> [Stored entries]
___

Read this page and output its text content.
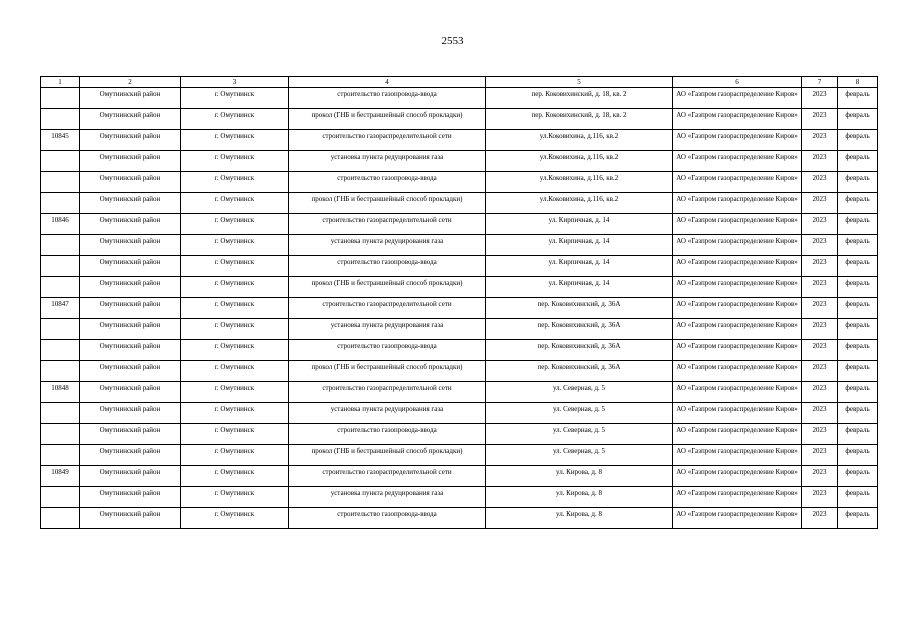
2553
1	2	3	4	5	6	7	8
	Омутнинский район	г. Омутнинск	строительство газопровода-ввода	пер. Коковихинский, д. 18, кв. 2	АО «Газпром газораспределение Киров»	2023	февраль
	Омутнинский район	г. Омутнинск	прокол (ГНБ и бестраншейный способ прокладки)	пер. Коковихинский, д. 18, кв. 2	АО «Газпром газораспределение Киров»	2023	февраль
10845	Омутнинский район	г. Омутнинск	строительство газораспределительной сети	ул.Коковихина, д.116, кв.2	АО «Газпром газораспределение Киров»	2023	февраль
	Омутнинский район	г. Омутнинск	установка пункта редуцирования газа	ул.Коковихина, д.116, кв.2	АО «Газпром газораспределение Киров»	2023	февраль
	Омутнинский район	г. Омутнинск	строительство газопровода-ввода	ул.Коковихина, д.116, кв.2	АО «Газпром газораспределение Киров»	2023	февраль
	Омутнинский район	г. Омутнинск	прокол (ГНБ и бестраншейный способ прокладки)	ул.Коковихина, д.116, кв.2	АО «Газпром газораспределение Киров»	2023	февраль
10846	Омутнинский район	г. Омутнинск	строительство газораспределительной сети	ул. Кирпичная, д. 14	АО «Газпром газораспределение Киров»	2023	февраль
	Омутнинский район	г. Омутнинск	установка пункта редуцирования газа	ул. Кирпичная, д. 14	АО «Газпром газораспределение Киров»	2023	февраль
	Омутнинский район	г. Омутнинск	строительство газопровода-ввода	ул. Кирпичная, д. 14	АО «Газпром газораспределение Киров»	2023	февраль
	Омутнинский район	г. Омутнинск	прокол (ГНБ и бестраншейный способ прокладки)	ул. Кирпичная, д. 14	АО «Газпром газораспределение Киров»	2023	февраль
10847	Омутнинский район	г. Омутнинск	строительство газораспределительной сети	пер. Коковихинский, д. 36А	АО «Газпром газораспределение Киров»	2023	февраль
	Омутнинский район	г. Омутнинск	установка пункта редуцирования газа	пер. Коковихинский, д. 36А	АО «Газпром газораспределение Киров»	2023	февраль
	Омутнинский район	г. Омутнинск	строительство газопровода-ввода	пер. Коковихинский, д. 36А	АО «Газпром газораспределение Киров»	2023	февраль
	Омутнинский район	г. Омутнинск	прокол (ГНБ и бестраншейный способ прокладки)	пер. Коковихинский, д. 36А	АО «Газпром газораспределение Киров»	2023	февраль
10848	Омутнинский район	г. Омутнинск	строительство газораспределительной сети	ул. Северная, д. 5	АО «Газпром газораспределение Киров»	2023	февраль
	Омутнинский район	г. Омутнинск	установка пункта редуцирования газа	ул. Северная, д. 5	АО «Газпром газораспределение Киров»	2023	февраль
	Омутнинский район	г. Омутнинск	строительство газопровода-ввода	ул. Северная, д. 5	АО «Газпром газораспределение Киров»	2023	февраль
	Омутнинский район	г. Омутнинск	прокол (ГНБ и бестраншейный способ прокладки)	ул. Северная, д. 5	АО «Газпром газораспределение Киров»	2023	февраль
10849	Омутнинский район	г. Омутнинск	строительство газораспределительной сети	ул. Кирова, д. 8	АО «Газпром газораспределение Киров»	2023	февраль
	Омутнинский район	г. Омутнинск	установка пункта редуцирования газа	ул. Кирова, д. 8	АО «Газпром газораспределение Киров»	2023	февраль
	Омутнинский район	г. Омутнинск	строительство газопровода-ввода	ул. Кирова, д. 8	АО «Газпром газораспределение Киров»	2023	февраль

___

> [Task requirements]
Transcribe the whole listing, character for character, but not its images.

> [Full output]
Read this page and output its text content.
2553
1	2	3	4	5	6	7	8
	Омутнинский район	г. Омутнинск	строительство газопровода-ввода	пер. Коковихинский, д. 18, кв. 2	АО «Газпром газораспределение Киров»	2023	февраль
	Омутнинский район	г. Омутнинск	прокол (ГНБ и бестраншейный способ прокладки)	пер. Коковихинский, д. 18, кв. 2	АО «Газпром газораспределение Киров»	2023	февраль
10845	Омутнинский район	г. Омутнинск	строительство газораспределительной сети	ул.Коковихина, д.116, кв.2	АО «Газпром газораспределение Киров»	2023	февраль
	Омутнинский район	г. Омутнинск	установка пункта редуцирования газа	ул.Коковихина, д.116, кв.2	АО «Газпром газораспределение Киров»	2023	февраль
	Омутнинский район	г. Омутнинск	строительство газопровода-ввода	ул.Коковихина, д.116, кв.2	АО «Газпром газораспределение Киров»	2023	февраль
	Омутнинский район	г. Омутнинск	прокол (ГНБ и бестраншейный способ прокладки)	ул.Коковихина, д.116, кв.2	АО «Газпром газораспределение Киров»	2023	февраль
10846	Омутнинский район	г. Омутнинск	строительство газораспределительной сети	ул. Кирпичная, д. 14	АО «Газпром газораспределение Киров»	2023	февраль
	Омутнинский район	г. Омутнинск	установка пункта редуцирования газа	ул. Кирпичная, д. 14	АО «Газпром газораспределение Киров»	2023	февраль
	Омутнинский район	г. Омутнинск	строительство газопровода-ввода	ул. Кирпичная, д. 14	АО «Газпром газораспределение Киров»	2023	февраль
	Омутнинский район	г. Омутнинск	прокол (ГНБ и бестраншейный способ прокладки)	ул. Кирпичная, д. 14	АО «Газпром газораспределение Киров»	2023	февраль
10847	Омутнинский район	г. Омутнинск	строительство газораспределительной сети	пер. Коковихинский, д. 36А	АО «Газпром газораспределение Киров»	2023	февраль
	Омутнинский район	г. Омутнинск	установка пункта редуцирования газа	пер. Коковихинский, д. 36А	АО «Газпром газораспределение Киров»	2023	февраль
	Омутнинский район	г. Омутнинск	строительство газопровода-ввода	пер. Коковихинский, д. 36А	АО «Газпром газораспределение Киров»	2023	февраль
	Омутнинский район	г. Омутнинск	прокол (ГНБ и бестраншейный способ прокладки)	пер. Коковихинский, д. 36А	АО «Газпром газораспределение Киров»	2023	февраль
10848	Омутнинский район	г. Омутнинск	строительство газораспределительной сети	ул. Северная, д. 5	АО «Газпром газораспределение Киров»	2023	февраль
	Омутнинский район	г. Омутнинск	установка пункта редуцирования газа	ул. Северная, д. 5	АО «Газпром газораспределение Киров»	2023	февраль
	Омутнинский район	г. Омутнинск	строительство газопровода-ввода	ул. Северная, д. 5	АО «Газпром газораспределение Киров»	2023	февраль
	Омутнинский район	г. Омутнинск	прокол (ГНБ и бестраншейный способ прокладки)	ул. Северная, д. 5	АО «Газпром газораспределение Киров»	2023	февраль
10849	Омутнинский район	г. Омутнинск	строительство газораспределительной сети	ул. Кирова, д. 8	АО «Газпром газораспределение Киров»	2023	февраль
	Омутнинский район	г. Омутнинск	установка пункта редуцирования газа	ул. Кирова, д. 8	АО «Газпром газораспределение Киров»	2023	февраль
	Омутнинский район	г. Омутнинск	строительство газопровода-ввода	ул. Кирова, д. 8	АО «Газпром газораспределение Киров»	2023	февраль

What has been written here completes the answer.